## Task objective
Convert each line of the records below into a Markdown table with columns "No." and "Entry." Number the lines in order and omit blank lines.

Data records
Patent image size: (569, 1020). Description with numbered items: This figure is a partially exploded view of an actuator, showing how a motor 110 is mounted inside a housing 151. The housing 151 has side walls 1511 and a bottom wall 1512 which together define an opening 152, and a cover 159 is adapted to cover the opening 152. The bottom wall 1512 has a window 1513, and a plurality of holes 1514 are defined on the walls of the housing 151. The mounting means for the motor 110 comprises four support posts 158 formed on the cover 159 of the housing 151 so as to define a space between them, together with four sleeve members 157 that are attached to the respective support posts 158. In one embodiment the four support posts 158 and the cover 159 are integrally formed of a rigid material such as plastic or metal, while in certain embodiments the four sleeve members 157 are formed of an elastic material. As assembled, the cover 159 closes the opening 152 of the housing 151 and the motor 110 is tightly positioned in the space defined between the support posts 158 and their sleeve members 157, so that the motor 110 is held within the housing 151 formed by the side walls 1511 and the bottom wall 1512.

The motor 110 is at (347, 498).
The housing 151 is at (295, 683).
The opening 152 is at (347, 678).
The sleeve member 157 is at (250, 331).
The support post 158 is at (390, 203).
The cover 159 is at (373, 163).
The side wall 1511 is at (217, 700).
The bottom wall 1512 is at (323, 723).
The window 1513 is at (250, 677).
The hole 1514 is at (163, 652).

## Written solution
| No. | Entry |
|---|---|
| 1 | Patent image size: (569, 1020). Description with numbered items: This figure is a partially exploded view of an actuator, showing how a motor 110 is mounted inside a housing 151. The housing 151 has side walls 1511 and a bottom wall 1512 which together define an opening 152, and a cover 159 is adapted to cover the opening 152. The bottom wall 1512 has a window 1513, and a plurality of holes 1514 are defined on the walls of the housing 151. The mounting means for the motor 110 comprises four support posts 158 formed on the cover 159 of the housing 151 so as to define a space between them, together with four sleeve members 157 that are attached to the respective support posts 158. In one embodiment the four support posts 158 and the cover 159 are integrally formed of a rigid material such as plastic or metal, while in certain embodiments the four sleeve members 157 are formed of an elastic material. As assembled, the cover 159 closes the opening 152 of the housing 151 and the motor 110 is tightly positioned in the space defined between the support posts 158 and their sleeve members 157, so that the motor 110 is held within the housing 151 formed by the side walls 1511 and the bottom wall 1512. |
| 2 | The motor 110 is at (347, 498). |
| 3 | The housing 151 is at (295, 683). |
| 4 | The opening 152 is at (347, 678). |
| 5 | The sleeve member 157 is at (250, 331). |
| 6 | The support post 158 is at (390, 203). |
| 7 | The cover 159 is at (373, 163). |
| 8 | The side wall 1511 is at (217, 700). |
| 9 | The bottom wall 1512 is at (323, 723). |
| 10 | The window 1513 is at (250, 677). |
| 11 | The hole 1514 is at (163, 652). |